◆ Task details
Read the lines below and count those that have the word "JSON". Respond with the number only.

◆ Material provided
--

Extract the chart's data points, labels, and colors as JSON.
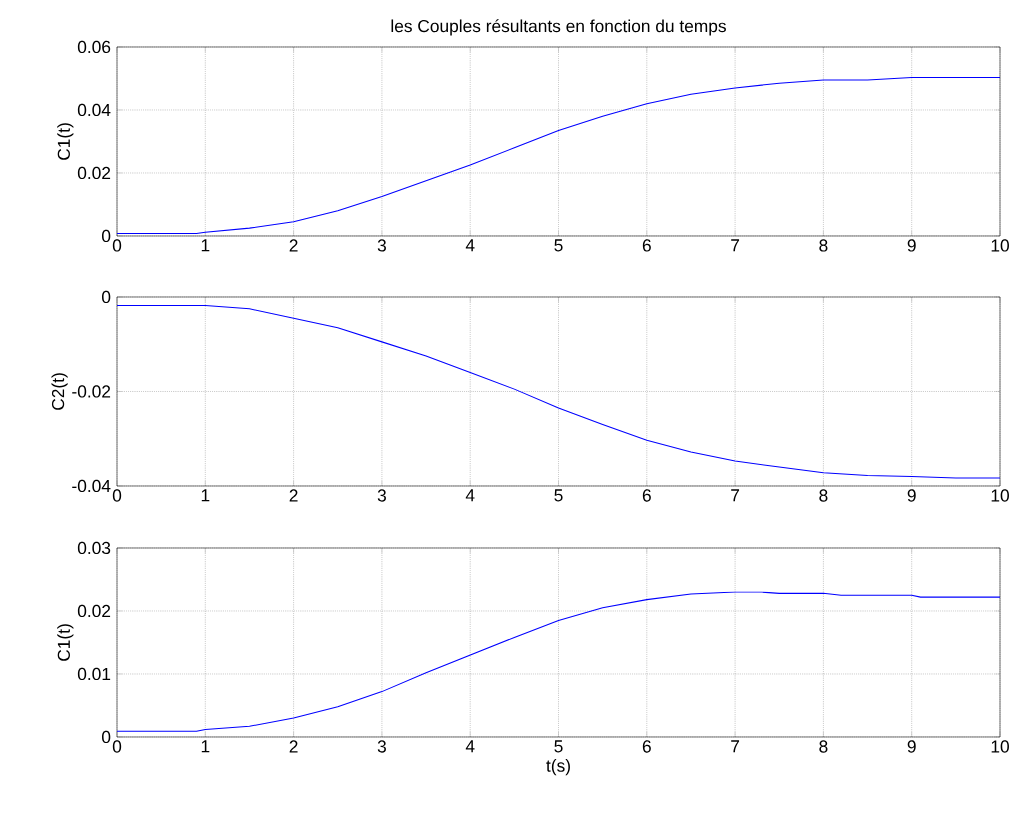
{
  "chart_data": [
    {
      "type": "line",
      "title": "les Couples résultants en fonction du temps",
      "ylabel": "C1(t)",
      "grid": true,
      "x": [
        0,
        0.5,
        0.9,
        1,
        1.5,
        2,
        2.5,
        3,
        3.5,
        4,
        4.5,
        5,
        5.5,
        6,
        6.5,
        7,
        7.5,
        8,
        8.5,
        9,
        9.5,
        10
      ],
      "series": [
        {
          "color": "#0000ff",
          "values": [
            0.0008,
            0.0008,
            0.0008,
            0.0012,
            0.0025,
            0.0045,
            0.008,
            0.0125,
            0.0175,
            0.0225,
            0.028,
            0.0335,
            0.038,
            0.042,
            0.045,
            0.047,
            0.0485,
            0.0495,
            0.0495,
            0.0503,
            0.0503,
            0.0503
          ]
        }
      ],
      "xlim": [
        0,
        10
      ],
      "ylim": [
        0,
        0.06
      ],
      "xticks": [
        0,
        1,
        2,
        3,
        4,
        5,
        6,
        7,
        8,
        9,
        10
      ],
      "yticks": [
        0,
        0.02,
        0.04,
        0.06
      ]
    },
    {
      "type": "line",
      "ylabel": "C2(t)",
      "grid": true,
      "x": [
        0,
        0.5,
        1,
        1.5,
        2,
        2.5,
        3,
        3.5,
        4,
        4.5,
        5,
        5.5,
        6,
        6.5,
        7,
        7.5,
        8,
        8.5,
        9,
        9.5,
        10
      ],
      "series": [
        {
          "color": "#0000ff",
          "values": [
            -0.0018,
            -0.0018,
            -0.0018,
            -0.0025,
            -0.0045,
            -0.0065,
            -0.0095,
            -0.0125,
            -0.016,
            -0.0195,
            -0.0235,
            -0.027,
            -0.0303,
            -0.0328,
            -0.0347,
            -0.036,
            -0.0372,
            -0.0378,
            -0.038,
            -0.0383,
            -0.0383
          ]
        }
      ],
      "xlim": [
        0,
        10
      ],
      "ylim": [
        -0.04,
        0
      ],
      "xticks": [
        0,
        1,
        2,
        3,
        4,
        5,
        6,
        7,
        8,
        9,
        10
      ],
      "yticks": [
        -0.04,
        -0.02,
        0
      ]
    },
    {
      "type": "line",
      "xlabel": "t(s)",
      "ylabel": "C1(t)",
      "grid": true,
      "x": [
        0,
        0.5,
        0.9,
        1,
        1.5,
        2,
        2.5,
        3,
        3.5,
        4,
        4.5,
        5,
        5.5,
        6,
        6.5,
        7,
        7.3,
        7.5,
        8,
        8.2,
        9,
        9.1,
        10
      ],
      "series": [
        {
          "color": "#0000ff",
          "values": [
            0.0009,
            0.0009,
            0.0009,
            0.0012,
            0.0017,
            0.003,
            0.0048,
            0.0072,
            0.0102,
            0.013,
            0.0158,
            0.0185,
            0.0205,
            0.0218,
            0.0227,
            0.023,
            0.023,
            0.0228,
            0.0228,
            0.0225,
            0.0225,
            0.0222,
            0.0222
          ]
        }
      ],
      "xlim": [
        0,
        10
      ],
      "ylim": [
        0,
        0.03
      ],
      "xticks": [
        0,
        1,
        2,
        3,
        4,
        5,
        6,
        7,
        8,
        9,
        10
      ],
      "yticks": [
        0,
        0.01,
        0.02,
        0.03
      ]
    }
  ]
}
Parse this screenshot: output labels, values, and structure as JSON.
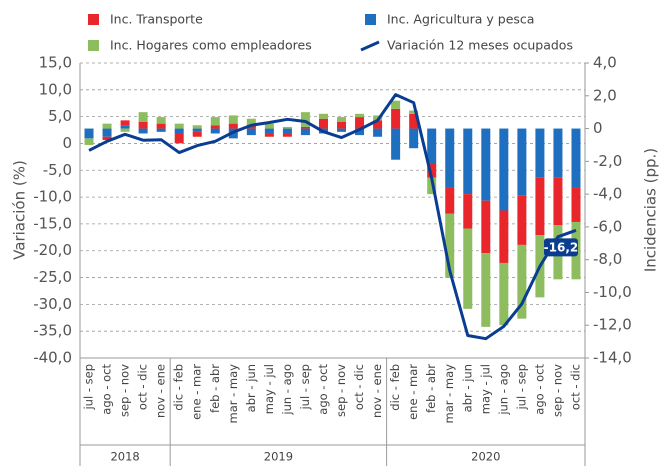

--

◆ Complete output
2